>> BEGIN INPUT MATERIAL

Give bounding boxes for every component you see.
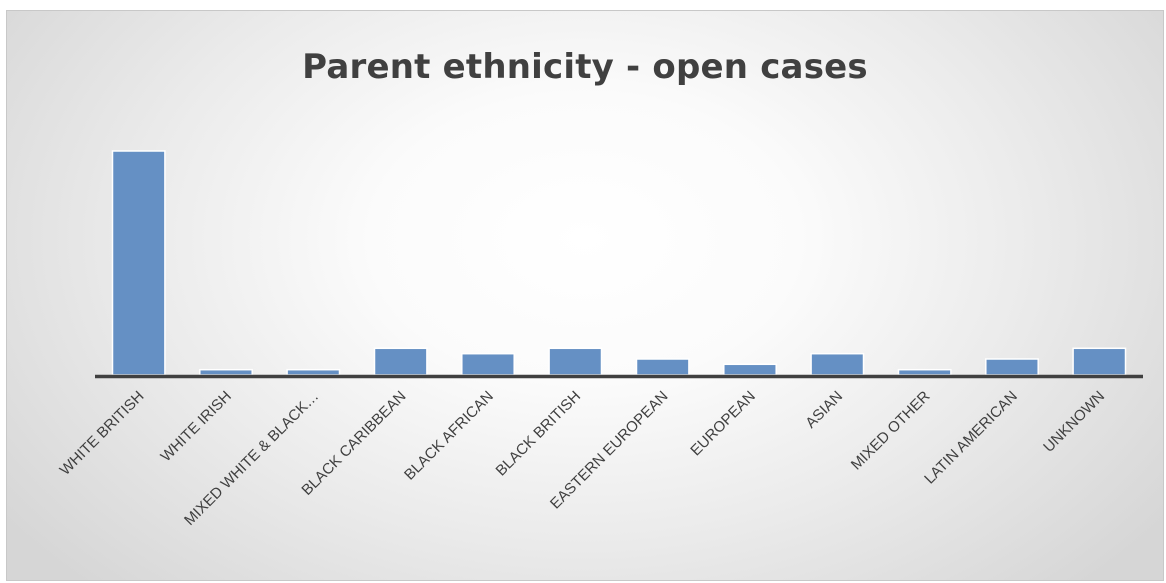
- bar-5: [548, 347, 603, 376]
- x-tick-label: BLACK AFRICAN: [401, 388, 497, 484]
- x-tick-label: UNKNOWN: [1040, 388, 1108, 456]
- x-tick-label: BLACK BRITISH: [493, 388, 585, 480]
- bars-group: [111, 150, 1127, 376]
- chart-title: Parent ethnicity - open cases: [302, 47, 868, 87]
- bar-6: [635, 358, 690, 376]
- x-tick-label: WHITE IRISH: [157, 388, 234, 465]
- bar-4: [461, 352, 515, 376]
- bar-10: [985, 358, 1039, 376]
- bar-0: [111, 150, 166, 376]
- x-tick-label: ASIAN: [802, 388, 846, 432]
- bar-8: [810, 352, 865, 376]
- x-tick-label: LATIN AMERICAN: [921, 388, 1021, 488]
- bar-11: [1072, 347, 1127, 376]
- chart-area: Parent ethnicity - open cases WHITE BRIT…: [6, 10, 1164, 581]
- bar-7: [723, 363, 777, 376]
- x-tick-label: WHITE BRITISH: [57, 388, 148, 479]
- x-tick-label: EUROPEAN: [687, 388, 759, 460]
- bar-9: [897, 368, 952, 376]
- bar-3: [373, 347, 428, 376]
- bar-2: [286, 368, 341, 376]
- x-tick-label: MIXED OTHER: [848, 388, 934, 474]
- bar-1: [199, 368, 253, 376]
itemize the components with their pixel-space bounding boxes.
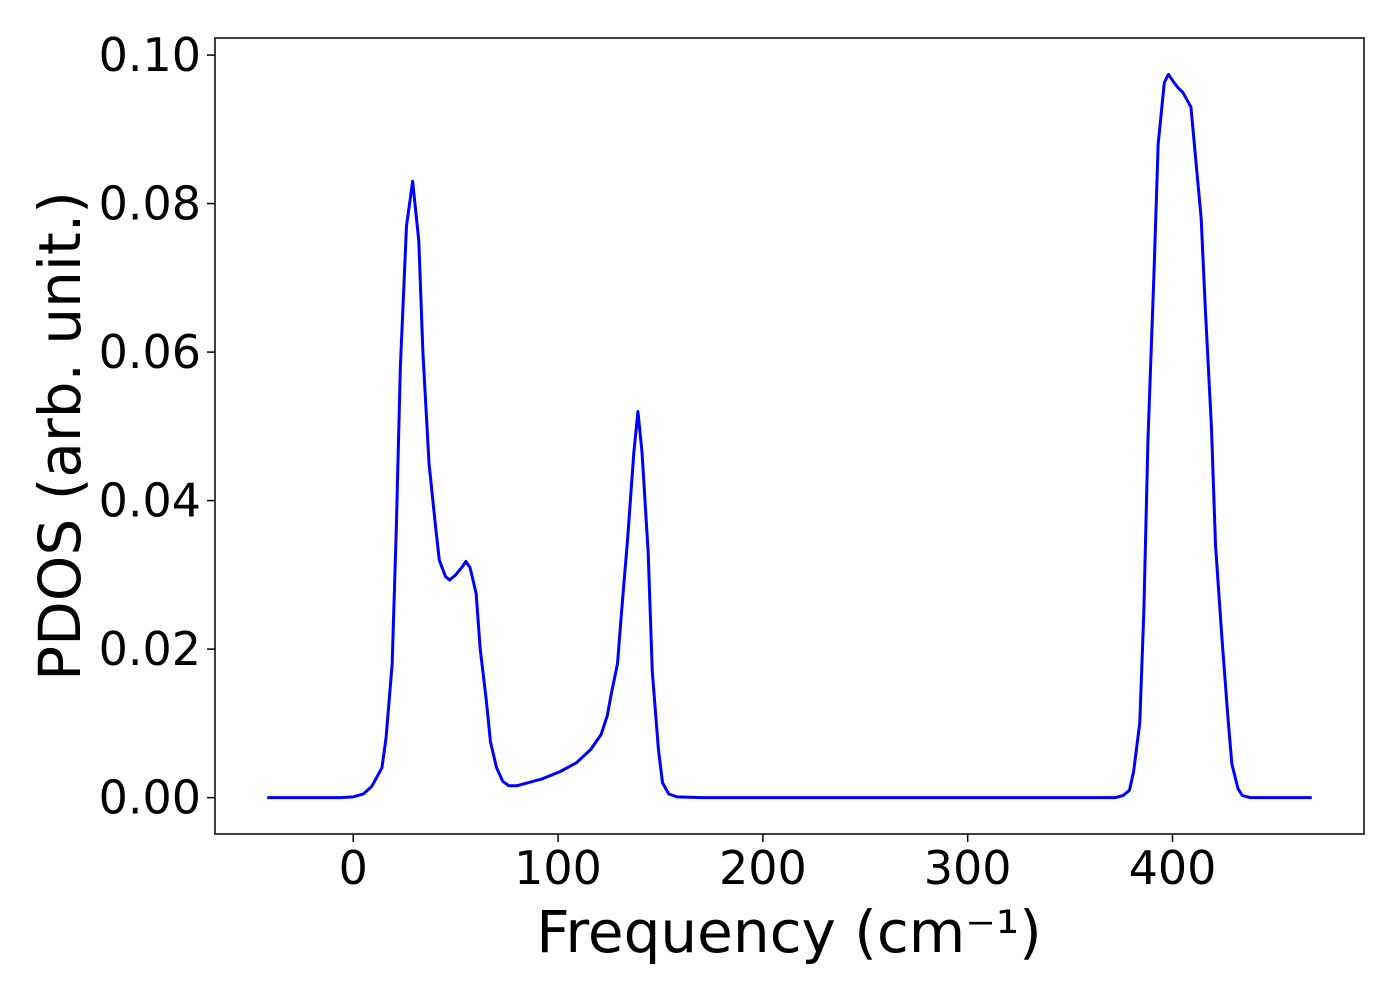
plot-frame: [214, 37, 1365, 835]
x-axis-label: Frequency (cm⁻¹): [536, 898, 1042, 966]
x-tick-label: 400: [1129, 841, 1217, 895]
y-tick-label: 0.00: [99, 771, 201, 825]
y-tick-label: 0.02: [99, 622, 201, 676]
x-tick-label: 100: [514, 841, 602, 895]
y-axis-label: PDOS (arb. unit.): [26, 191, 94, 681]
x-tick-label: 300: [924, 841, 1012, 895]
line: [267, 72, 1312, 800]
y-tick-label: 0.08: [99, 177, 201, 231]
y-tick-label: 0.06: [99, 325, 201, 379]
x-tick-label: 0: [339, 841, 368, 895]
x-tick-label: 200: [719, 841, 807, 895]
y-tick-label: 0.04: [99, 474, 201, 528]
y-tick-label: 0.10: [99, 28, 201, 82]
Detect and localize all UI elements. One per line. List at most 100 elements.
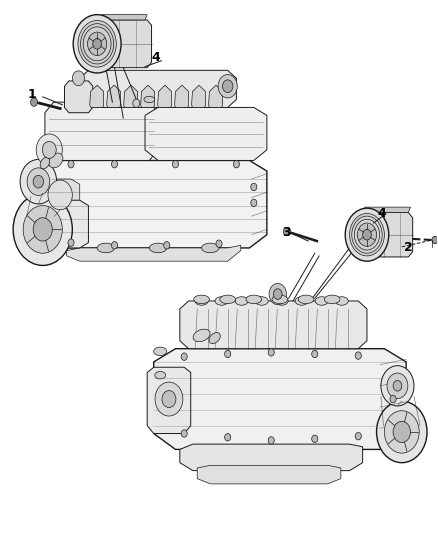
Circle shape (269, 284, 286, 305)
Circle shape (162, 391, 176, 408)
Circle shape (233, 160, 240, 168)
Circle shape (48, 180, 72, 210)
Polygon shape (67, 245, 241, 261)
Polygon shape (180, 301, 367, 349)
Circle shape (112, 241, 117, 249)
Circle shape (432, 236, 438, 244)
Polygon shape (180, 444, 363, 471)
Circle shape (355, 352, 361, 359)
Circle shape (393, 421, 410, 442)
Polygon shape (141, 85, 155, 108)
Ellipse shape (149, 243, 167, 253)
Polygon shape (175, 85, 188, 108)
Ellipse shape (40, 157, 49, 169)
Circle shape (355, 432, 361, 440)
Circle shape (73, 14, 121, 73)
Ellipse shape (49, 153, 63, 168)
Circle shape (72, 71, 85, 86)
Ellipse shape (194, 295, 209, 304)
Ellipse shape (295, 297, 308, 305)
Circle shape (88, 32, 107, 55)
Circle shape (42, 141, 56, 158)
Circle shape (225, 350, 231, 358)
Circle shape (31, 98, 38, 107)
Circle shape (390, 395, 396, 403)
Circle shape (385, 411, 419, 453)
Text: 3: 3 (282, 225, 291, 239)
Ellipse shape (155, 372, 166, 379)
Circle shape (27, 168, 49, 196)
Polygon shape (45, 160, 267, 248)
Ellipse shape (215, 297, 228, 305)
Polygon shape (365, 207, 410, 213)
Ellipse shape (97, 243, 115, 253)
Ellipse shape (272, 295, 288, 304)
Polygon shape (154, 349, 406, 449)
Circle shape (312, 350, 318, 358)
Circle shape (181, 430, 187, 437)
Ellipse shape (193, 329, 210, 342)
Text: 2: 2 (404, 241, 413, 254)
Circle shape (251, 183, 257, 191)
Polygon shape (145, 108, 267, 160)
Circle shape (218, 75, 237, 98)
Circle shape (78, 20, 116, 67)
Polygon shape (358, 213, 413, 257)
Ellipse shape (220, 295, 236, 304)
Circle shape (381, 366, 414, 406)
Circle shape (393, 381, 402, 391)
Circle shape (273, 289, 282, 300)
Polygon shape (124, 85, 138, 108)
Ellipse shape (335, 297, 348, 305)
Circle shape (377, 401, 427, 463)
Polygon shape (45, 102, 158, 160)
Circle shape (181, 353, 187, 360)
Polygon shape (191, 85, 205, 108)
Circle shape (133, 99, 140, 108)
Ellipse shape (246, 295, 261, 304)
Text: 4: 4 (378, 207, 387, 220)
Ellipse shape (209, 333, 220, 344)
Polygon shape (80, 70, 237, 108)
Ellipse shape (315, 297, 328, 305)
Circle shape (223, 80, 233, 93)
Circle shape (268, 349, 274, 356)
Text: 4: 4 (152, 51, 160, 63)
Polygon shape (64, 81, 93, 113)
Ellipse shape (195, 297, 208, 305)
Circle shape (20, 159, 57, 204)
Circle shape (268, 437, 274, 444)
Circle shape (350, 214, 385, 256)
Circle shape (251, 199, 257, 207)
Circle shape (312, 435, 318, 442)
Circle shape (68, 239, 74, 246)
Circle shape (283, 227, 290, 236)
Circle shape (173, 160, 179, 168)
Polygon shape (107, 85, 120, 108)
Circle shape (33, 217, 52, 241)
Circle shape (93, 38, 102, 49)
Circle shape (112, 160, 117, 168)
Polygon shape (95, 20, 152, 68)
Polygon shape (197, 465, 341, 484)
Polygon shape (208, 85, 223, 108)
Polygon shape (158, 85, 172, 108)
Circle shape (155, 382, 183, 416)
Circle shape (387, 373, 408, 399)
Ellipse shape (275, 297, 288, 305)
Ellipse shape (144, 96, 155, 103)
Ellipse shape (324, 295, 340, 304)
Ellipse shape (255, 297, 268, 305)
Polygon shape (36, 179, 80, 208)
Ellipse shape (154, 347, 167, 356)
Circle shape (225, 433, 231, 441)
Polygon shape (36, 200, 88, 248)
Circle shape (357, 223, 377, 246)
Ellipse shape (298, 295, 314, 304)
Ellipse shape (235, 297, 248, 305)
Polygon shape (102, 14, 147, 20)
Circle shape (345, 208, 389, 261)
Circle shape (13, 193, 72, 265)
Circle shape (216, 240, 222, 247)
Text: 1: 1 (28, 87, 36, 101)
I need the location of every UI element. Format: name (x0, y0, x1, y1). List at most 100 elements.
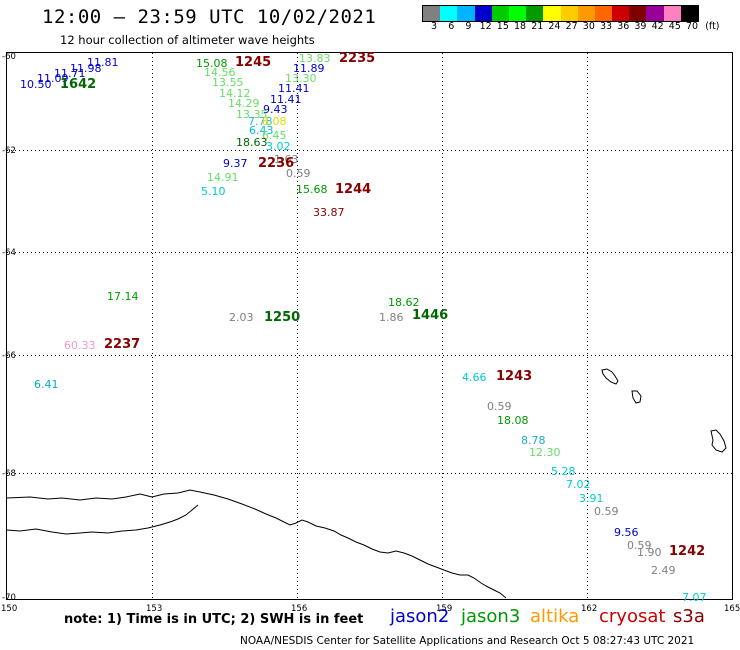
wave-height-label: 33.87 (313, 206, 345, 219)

>> END INPUT MATERIAL

§ REQUEST
Rewrite all of the data above as a JSON array of strings, one string per line, omitting blank lines and the pictures.

§ RESPONSE TO THE TASK
[
  "Give bounding boxes for every component you see.",
  "- bar-5: [548, 347, 603, 376]",
  "- x-tick-label: BLACK AFRICAN: [401, 388, 497, 484]",
  "- x-tick-label: UNKNOWN: [1040, 388, 1108, 456]",
  "- x-tick-label: BLACK BRITISH: [493, 388, 585, 480]",
  "- bars-group: [111, 150, 1127, 376]",
  "- chart-title: Parent ethnicity - open cases: [302, 47, 868, 87]",
  "- bar-6: [635, 358, 690, 376]",
  "- x-tick-label: WHITE IRISH: [157, 388, 234, 465]",
  "- bar-4: [461, 352, 515, 376]",
  "- bar-10: [985, 358, 1039, 376]",
  "- bar-0: [111, 150, 166, 376]",
  "- x-tick-label: ASIAN: [802, 388, 846, 432]",
  "- bar-8: [810, 352, 865, 376]",
  "- x-tick-label: LATIN AMERICAN: [921, 388, 1021, 488]",
  "- bar-11: [1072, 347, 1127, 376]",
  "- chart-area: Parent ethnicity - open cases WHITE BRIT…: [6, 10, 1164, 581]",
  "- bar-7: [723, 363, 777, 376]",
  "- x-tick-label: WHITE BRITISH: [57, 388, 148, 479]",
  "- x-tick-label: EUROPEAN: [687, 388, 759, 460]",
  "- bar-9: [897, 368, 952, 376]",
  "- bar-3: [373, 347, 428, 376]",
  "- bar-2: [286, 368, 341, 376]",
  "- x-tick-label: MIXED OTHER: [848, 388, 934, 474]",
  "- bar-1: [199, 368, 253, 376]",
  "itemize the components with their pixel-space bounding boxes.",
  "plot-frame: [214, 37, 1365, 835]",
  "x-axis-label: Frequency (cm⁻¹): [536, 898, 1042, 966]",
  "x-tick-label: 400: [1129, 841, 1217, 895]",
  "y-tick-label: 0.00: [99, 771, 201, 825]",
  "y-tick-label: 0.02: [99, 622, 201, 676]",
  "x-tick-label: 100: [514, 841, 602, 895]",
  "y-axis-label: PDOS (arb. unit.): [26, 191, 94, 681]",
  "x-tick-label: 300: [924, 841, 1012, 895]",
  "line: [267, 72, 1312, 800]",
  "y-tick-label: 0.08: [99, 177, 201, 231]",
  "y-tick-label: 0.06: [99, 325, 201, 379]",
  "x-tick-label: 0: [339, 841, 368, 895]",
  "x-tick-label: 200: [719, 841, 807, 895]",
  "y-tick-label: 0.04: [99, 474, 201, 528]",
  "y-tick-label: 0.10: [99, 28, 201, 82]",
  "Detect and localize all UI elements. One per line. List at most 100 elements.",
  "Circle shape (269, 284, 286, 305)",
  "Circle shape (162, 391, 176, 408)",
  "Circle shape (233, 160, 240, 168)",
  "Circle shape (48, 180, 72, 210)",
  "Polygon shape (67, 245, 241, 261)",
  "Polygon shape (180, 301, 367, 349)",
  "Circle shape (112, 241, 117, 249)",
  "Circle shape (432, 236, 438, 244)",
  "Polygon shape (180, 444, 363, 471)",
  "Circle shape (355, 352, 361, 359)",
  "Circle shape (393, 421, 410, 442)",
  "Polygon shape (141, 85, 155, 108)",
  "Ellipse shape (149, 243, 167, 253)",
  "Polygon shape (175, 85, 188, 108)",
  "Ellipse shape (40, 157, 49, 169)",
  "Circle shape (355, 432, 361, 440)",
  "Circle shape (73, 14, 121, 73)",
  "Ellipse shape (49, 153, 63, 168)",
  "Circle shape (72, 71, 85, 86)",
  "Ellipse shape (194, 295, 209, 304)",
  "Ellipse shape (295, 297, 308, 305)",
  "Circle shape (88, 32, 107, 55)",
  "Circle shape (42, 141, 56, 158)",
  "Circle shape (225, 350, 231, 358)",
  "Circle shape (31, 98, 38, 107)",
  "Circle shape (390, 395, 396, 403)",
  "Circle shape (385, 411, 419, 453)",
  "Text: 3: 3 (282, 225, 291, 239)",
  "Ellipse shape (155, 372, 166, 379)",
  "Circle shape (27, 168, 49, 196)",
  "Polygon shape (45, 160, 267, 248)",
  "Ellipse shape (215, 297, 228, 305)",
  "Polygon shape (365, 207, 410, 213)",
  "Ellipse shape (97, 243, 115, 253)",
  "Ellipse shape (272, 295, 288, 304)",
  "Polygon shape (154, 349, 406, 449)",
  "Circle shape (312, 350, 318, 358)",
  "Circle shape (181, 430, 187, 437)",
  "Ellipse shape (193, 329, 210, 342)",
  "Text: 2: 2 (404, 241, 413, 254)",
  "Circle shape (251, 183, 257, 191)",
  "Polygon shape (145, 108, 267, 160)",
  "Circle shape (218, 75, 237, 98)",
  "Circle shape (78, 20, 116, 67)",
  "Polygon shape (358, 213, 413, 257)",
  "Ellipse shape (220, 295, 236, 304)",
  "Circle shape (381, 366, 414, 406)",
  "Circle shape (393, 381, 402, 391)",
  "Circle shape (273, 289, 282, 300)",
  "Polygon shape (124, 85, 138, 108)",
  "Ellipse shape (335, 297, 348, 305)",
  "Circle shape (377, 401, 427, 463)",
  "Polygon shape (45, 102, 158, 160)",
  "Circle shape (181, 353, 187, 360)",
  "Polygon shape (191, 85, 205, 108)",
  "Circle shape (133, 99, 140, 108)",
  "Ellipse shape (246, 295, 261, 304)",
  "Text: 4: 4 (378, 207, 387, 220)",
  "Ellipse shape (209, 333, 220, 344)",
  "Polygon shape (80, 70, 237, 108)",
  "Ellipse shape (315, 297, 328, 305)",
  "Circle shape (223, 80, 233, 93)",
  "Circle shape (268, 349, 274, 356)",
  "Text: 4: 4 (152, 51, 160, 63)",
  "Polygon shape (64, 81, 93, 113)",
  "Ellipse shape (195, 297, 208, 305)",
  "Circle shape (20, 159, 57, 204)",
  "Circle shape (268, 437, 274, 444)",
  "Circle shape (350, 214, 385, 256)",
  "Circle shape (251, 199, 257, 207)",
  "Circle shape (312, 435, 318, 442)",
  "Circle shape (68, 239, 74, 246)",
  "Circle shape (283, 227, 290, 236)",
  "Circle shape (173, 160, 179, 168)",
  "Polygon shape (107, 85, 120, 108)",
  "Circle shape (33, 217, 52, 241)",
  "Circle shape (93, 38, 102, 49)",
  "Circle shape (112, 160, 117, 168)",
  "Polygon shape (95, 20, 152, 68)",
  "Polygon shape (197, 465, 341, 484)",
  "Polygon shape (208, 85, 223, 108)",
  "Polygon shape (158, 85, 172, 108)",
  "Circle shape (155, 382, 183, 416)",
  "Circle shape (387, 373, 408, 399)",
  "Ellipse shape (275, 297, 288, 305)",
  "Ellipse shape (144, 96, 155, 103)",
  "Ellipse shape (324, 295, 340, 304)",
  "Ellipse shape (255, 297, 268, 305)",
  "Polygon shape (36, 179, 80, 208)",
  "Ellipse shape (154, 347, 167, 356)",
  "Circle shape (225, 433, 231, 441)",
  "Polygon shape (36, 200, 88, 248)",
  "Circle shape (357, 223, 377, 246)",
  "Ellipse shape (298, 295, 314, 304)",
  "Ellipse shape (235, 297, 248, 305)",
  "Polygon shape (102, 14, 147, 20)",
  "Circle shape (345, 208, 389, 261)",
  "Circle shape (13, 193, 72, 265)",
  "Circle shape (216, 240, 222, 247)",
  "Text: 1: 1 (28, 87, 36, 101)",
  "I need the location of every UI element. Format: name (x0, y0, x1, y1). List at most 100 elements.",
  "wave-height-label: 33.87 (313, 206, 345, 219)"
]